| To do |
Swap each occurrence of "spinner-icon" in the listing below for "stepper-icon", then write out the whole listing with nothing else altered.

| Dataset rows |

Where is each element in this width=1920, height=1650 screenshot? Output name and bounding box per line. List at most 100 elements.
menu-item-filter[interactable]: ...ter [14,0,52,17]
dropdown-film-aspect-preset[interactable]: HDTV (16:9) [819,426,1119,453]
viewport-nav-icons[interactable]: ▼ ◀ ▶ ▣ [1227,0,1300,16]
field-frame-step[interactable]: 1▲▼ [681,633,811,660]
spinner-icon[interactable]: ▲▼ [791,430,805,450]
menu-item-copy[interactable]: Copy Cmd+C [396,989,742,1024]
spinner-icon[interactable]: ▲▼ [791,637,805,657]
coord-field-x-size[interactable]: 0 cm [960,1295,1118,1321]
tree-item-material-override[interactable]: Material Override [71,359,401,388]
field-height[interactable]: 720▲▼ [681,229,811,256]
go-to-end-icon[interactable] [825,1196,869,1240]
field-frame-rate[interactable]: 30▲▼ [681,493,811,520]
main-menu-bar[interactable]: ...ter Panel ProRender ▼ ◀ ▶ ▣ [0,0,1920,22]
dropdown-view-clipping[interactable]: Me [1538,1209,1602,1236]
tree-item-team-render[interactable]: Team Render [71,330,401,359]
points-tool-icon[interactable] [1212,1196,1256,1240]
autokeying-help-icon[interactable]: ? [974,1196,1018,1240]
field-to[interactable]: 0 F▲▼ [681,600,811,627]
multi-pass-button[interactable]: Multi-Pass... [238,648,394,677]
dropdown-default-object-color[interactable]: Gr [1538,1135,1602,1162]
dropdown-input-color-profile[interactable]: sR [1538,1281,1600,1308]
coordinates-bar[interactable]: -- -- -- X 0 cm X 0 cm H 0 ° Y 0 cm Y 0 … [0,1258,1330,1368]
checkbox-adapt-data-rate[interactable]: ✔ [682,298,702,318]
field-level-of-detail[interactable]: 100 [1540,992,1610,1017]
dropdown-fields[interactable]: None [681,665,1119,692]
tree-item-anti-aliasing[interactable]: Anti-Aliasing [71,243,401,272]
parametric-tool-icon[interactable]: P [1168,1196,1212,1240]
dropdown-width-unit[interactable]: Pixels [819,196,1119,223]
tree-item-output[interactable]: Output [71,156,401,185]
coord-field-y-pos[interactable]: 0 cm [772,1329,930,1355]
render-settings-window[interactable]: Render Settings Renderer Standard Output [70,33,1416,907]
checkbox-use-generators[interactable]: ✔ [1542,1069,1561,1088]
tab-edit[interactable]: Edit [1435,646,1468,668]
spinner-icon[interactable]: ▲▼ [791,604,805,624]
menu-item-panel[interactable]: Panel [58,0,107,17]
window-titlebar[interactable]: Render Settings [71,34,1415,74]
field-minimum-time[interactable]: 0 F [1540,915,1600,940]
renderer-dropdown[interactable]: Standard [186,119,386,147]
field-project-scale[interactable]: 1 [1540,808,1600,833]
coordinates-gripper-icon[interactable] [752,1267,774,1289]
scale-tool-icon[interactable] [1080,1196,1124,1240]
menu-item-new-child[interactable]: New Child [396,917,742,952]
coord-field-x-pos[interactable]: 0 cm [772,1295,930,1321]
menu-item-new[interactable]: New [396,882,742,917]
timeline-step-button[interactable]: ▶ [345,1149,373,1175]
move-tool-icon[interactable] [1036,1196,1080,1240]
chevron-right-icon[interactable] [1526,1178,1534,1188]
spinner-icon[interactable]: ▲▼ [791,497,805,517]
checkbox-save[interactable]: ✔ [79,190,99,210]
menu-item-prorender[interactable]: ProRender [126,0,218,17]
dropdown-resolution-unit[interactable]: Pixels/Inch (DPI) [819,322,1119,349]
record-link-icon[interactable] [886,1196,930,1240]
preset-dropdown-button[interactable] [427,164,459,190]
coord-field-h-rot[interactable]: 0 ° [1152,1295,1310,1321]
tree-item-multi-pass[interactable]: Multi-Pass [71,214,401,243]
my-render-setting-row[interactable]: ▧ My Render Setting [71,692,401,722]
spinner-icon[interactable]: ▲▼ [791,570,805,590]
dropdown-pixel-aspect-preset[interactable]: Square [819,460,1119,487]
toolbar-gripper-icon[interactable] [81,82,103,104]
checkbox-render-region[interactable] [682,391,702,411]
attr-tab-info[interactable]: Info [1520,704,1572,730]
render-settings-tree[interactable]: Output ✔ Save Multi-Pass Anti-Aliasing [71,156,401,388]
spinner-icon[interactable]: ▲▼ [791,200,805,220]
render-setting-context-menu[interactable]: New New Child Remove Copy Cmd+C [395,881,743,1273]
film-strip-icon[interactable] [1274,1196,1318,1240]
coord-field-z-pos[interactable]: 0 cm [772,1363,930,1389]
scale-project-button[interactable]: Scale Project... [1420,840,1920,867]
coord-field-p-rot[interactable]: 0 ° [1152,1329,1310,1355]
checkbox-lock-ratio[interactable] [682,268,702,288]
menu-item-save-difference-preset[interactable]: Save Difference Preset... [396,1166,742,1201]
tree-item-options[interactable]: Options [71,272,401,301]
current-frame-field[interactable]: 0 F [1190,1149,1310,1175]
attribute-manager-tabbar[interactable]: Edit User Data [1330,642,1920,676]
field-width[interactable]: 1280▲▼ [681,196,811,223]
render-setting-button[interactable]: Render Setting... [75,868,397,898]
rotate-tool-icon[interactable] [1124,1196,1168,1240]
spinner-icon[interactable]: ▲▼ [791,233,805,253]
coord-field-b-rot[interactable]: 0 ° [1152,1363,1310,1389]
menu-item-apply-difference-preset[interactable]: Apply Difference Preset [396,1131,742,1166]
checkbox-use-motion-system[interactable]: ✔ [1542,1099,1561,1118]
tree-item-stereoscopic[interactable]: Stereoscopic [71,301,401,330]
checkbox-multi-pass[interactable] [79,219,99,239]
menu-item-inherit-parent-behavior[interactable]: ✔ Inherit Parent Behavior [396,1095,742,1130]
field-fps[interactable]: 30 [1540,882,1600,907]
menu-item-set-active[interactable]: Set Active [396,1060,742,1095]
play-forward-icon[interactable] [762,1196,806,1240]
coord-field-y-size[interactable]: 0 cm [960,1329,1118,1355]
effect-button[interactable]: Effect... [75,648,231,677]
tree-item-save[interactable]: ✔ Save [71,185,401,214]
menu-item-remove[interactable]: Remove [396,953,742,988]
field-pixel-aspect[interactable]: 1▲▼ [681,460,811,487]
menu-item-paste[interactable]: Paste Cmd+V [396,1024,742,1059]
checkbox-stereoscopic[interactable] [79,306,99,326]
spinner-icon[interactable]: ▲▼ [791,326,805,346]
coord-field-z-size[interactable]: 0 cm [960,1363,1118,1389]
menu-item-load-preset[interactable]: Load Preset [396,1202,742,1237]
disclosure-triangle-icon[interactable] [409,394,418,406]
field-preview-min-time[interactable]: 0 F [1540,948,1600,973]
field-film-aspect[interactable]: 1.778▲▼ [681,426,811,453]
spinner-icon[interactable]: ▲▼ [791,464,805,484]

| Solution to the problem |
Where is each element in this width=1920, height=1650 screenshot? Output name and bounding box per line. List at most 100 elements.
menu-item-filter[interactable]: ...ter [14,0,52,17]
dropdown-film-aspect-preset[interactable]: HDTV (16:9) [819,426,1119,453]
viewport-nav-icons[interactable]: ▼ ◀ ▶ ▣ [1227,0,1300,16]
field-frame-step[interactable]: 1▲▼ [681,633,811,660]
stepper-icon[interactable]: ▲▼ [791,430,805,450]
menu-item-copy[interactable]: Copy Cmd+C [396,989,742,1024]
stepper-icon[interactable]: ▲▼ [791,637,805,657]
coord-field-x-size[interactable]: 0 cm [960,1295,1118,1321]
tree-item-material-override[interactable]: Material Override [71,359,401,388]
field-height[interactable]: 720▲▼ [681,229,811,256]
go-to-end-icon[interactable] [825,1196,869,1240]
field-frame-rate[interactable]: 30▲▼ [681,493,811,520]
main-menu-bar[interactable]: ...ter Panel ProRender ▼ ◀ ▶ ▣ [0,0,1920,22]
dropdown-view-clipping[interactable]: Me [1538,1209,1602,1236]
tree-item-team-render[interactable]: Team Render [71,330,401,359]
points-tool-icon[interactable] [1212,1196,1256,1240]
autokeying-help-icon[interactable]: ? [974,1196,1018,1240]
field-to[interactable]: 0 F▲▼ [681,600,811,627]
multi-pass-button[interactable]: Multi-Pass... [238,648,394,677]
dropdown-default-object-color[interactable]: Gr [1538,1135,1602,1162]
dropdown-input-color-profile[interactable]: sR [1538,1281,1600,1308]
coordinates-bar[interactable]: -- -- -- X 0 cm X 0 cm H 0 ° Y 0 cm Y 0 … [0,1258,1330,1368]
checkbox-adapt-data-rate[interactable]: ✔ [682,298,702,318]
field-level-of-detail[interactable]: 100 [1540,992,1610,1017]
dropdown-fields[interactable]: None [681,665,1119,692]
tree-item-anti-aliasing[interactable]: Anti-Aliasing [71,243,401,272]
parametric-tool-icon[interactable]: P [1168,1196,1212,1240]
dropdown-width-unit[interactable]: Pixels [819,196,1119,223]
tree-item-output[interactable]: Output [71,156,401,185]
coord-field-y-pos[interactable]: 0 cm [772,1329,930,1355]
render-settings-window[interactable]: Render Settings Renderer Standard Output [70,33,1416,907]
checkbox-use-generators[interactable]: ✔ [1542,1069,1561,1088]
tab-edit[interactable]: Edit [1435,646,1468,668]
stepper-icon[interactable]: ▲▼ [791,604,805,624]
menu-item-panel[interactable]: Panel [58,0,107,17]
window-titlebar[interactable]: Render Settings [71,34,1415,74]
field-minimum-time[interactable]: 0 F [1540,915,1600,940]
renderer-dropdown[interactable]: Standard [186,119,386,147]
field-project-scale[interactable]: 1 [1540,808,1600,833]
coordinates-gripper-icon[interactable] [752,1267,774,1289]
scale-tool-icon[interactable] [1080,1196,1124,1240]
menu-item-new-child[interactable]: New Child [396,917,742,952]
coord-field-x-pos[interactable]: 0 cm [772,1295,930,1321]
menu-item-new[interactable]: New [396,882,742,917]
timeline-step-button[interactable]: ▶ [345,1149,373,1175]
move-tool-icon[interactable] [1036,1196,1080,1240]
chevron-right-icon[interactable] [1526,1178,1534,1188]
stepper-icon[interactable]: ▲▼ [791,497,805,517]
checkbox-save[interactable]: ✔ [79,190,99,210]
menu-item-prorender[interactable]: ProRender [126,0,218,17]
dropdown-resolution-unit[interactable]: Pixels/Inch (DPI) [819,322,1119,349]
record-link-icon[interactable] [886,1196,930,1240]
preset-dropdown-button[interactable] [427,164,459,190]
coord-field-h-rot[interactable]: 0 ° [1152,1295,1310,1321]
tree-item-multi-pass[interactable]: Multi-Pass [71,214,401,243]
my-render-setting-row[interactable]: ▧ My Render Setting [71,692,401,722]
stepper-icon[interactable]: ▲▼ [791,570,805,590]
dropdown-pixel-aspect-preset[interactable]: Square [819,460,1119,487]
toolbar-gripper-icon[interactable] [81,82,103,104]
checkbox-render-region[interactable] [682,391,702,411]
attr-tab-info[interactable]: Info [1520,704,1572,730]
render-settings-tree[interactable]: Output ✔ Save Multi-Pass Anti-Aliasing [71,156,401,388]
stepper-icon[interactable]: ▲▼ [791,200,805,220]
render-setting-context-menu[interactable]: New New Child Remove Copy Cmd+C [395,881,743,1273]
film-strip-icon[interactable] [1274,1196,1318,1240]
coord-field-z-pos[interactable]: 0 cm [772,1363,930,1389]
scale-project-button[interactable]: Scale Project... [1420,840,1920,867]
coord-field-p-rot[interactable]: 0 ° [1152,1329,1310,1355]
checkbox-lock-ratio[interactable] [682,268,702,288]
menu-item-save-difference-preset[interactable]: Save Difference Preset... [396,1166,742,1201]
tree-item-options[interactable]: Options [71,272,401,301]
current-frame-field[interactable]: 0 F [1190,1149,1310,1175]
attribute-manager-tabbar[interactable]: Edit User Data [1330,642,1920,676]
field-width[interactable]: 1280▲▼ [681,196,811,223]
render-setting-button[interactable]: Render Setting... [75,868,397,898]
rotate-tool-icon[interactable] [1124,1196,1168,1240]
stepper-icon[interactable]: ▲▼ [791,233,805,253]
coord-field-b-rot[interactable]: 0 ° [1152,1363,1310,1389]
menu-item-apply-difference-preset[interactable]: Apply Difference Preset [396,1131,742,1166]
checkbox-use-motion-system[interactable]: ✔ [1542,1099,1561,1118]
tree-item-stereoscopic[interactable]: Stereoscopic [71,301,401,330]
checkbox-multi-pass[interactable] [79,219,99,239]
menu-item-inherit-parent-behavior[interactable]: ✔ Inherit Parent Behavior [396,1095,742,1130]
field-fps[interactable]: 30 [1540,882,1600,907]
menu-item-set-active[interactable]: Set Active [396,1060,742,1095]
play-forward-icon[interactable] [762,1196,806,1240]
coord-field-y-size[interactable]: 0 cm [960,1329,1118,1355]
effect-button[interactable]: Effect... [75,648,231,677]
tree-item-save[interactable]: ✔ Save [71,185,401,214]
menu-item-remove[interactable]: Remove [396,953,742,988]
field-pixel-aspect[interactable]: 1▲▼ [681,460,811,487]
menu-item-paste[interactable]: Paste Cmd+V [396,1024,742,1059]
checkbox-stereoscopic[interactable] [79,306,99,326]
stepper-icon[interactable]: ▲▼ [791,326,805,346]
coord-field-z-size[interactable]: 0 cm [960,1363,1118,1389]
menu-item-load-preset[interactable]: Load Preset [396,1202,742,1237]
disclosure-triangle-icon[interactable] [409,394,418,406]
field-preview-min-time[interactable]: 0 F [1540,948,1600,973]
field-film-aspect[interactable]: 1.778▲▼ [681,426,811,453]
stepper-icon[interactable]: ▲▼ [791,464,805,484]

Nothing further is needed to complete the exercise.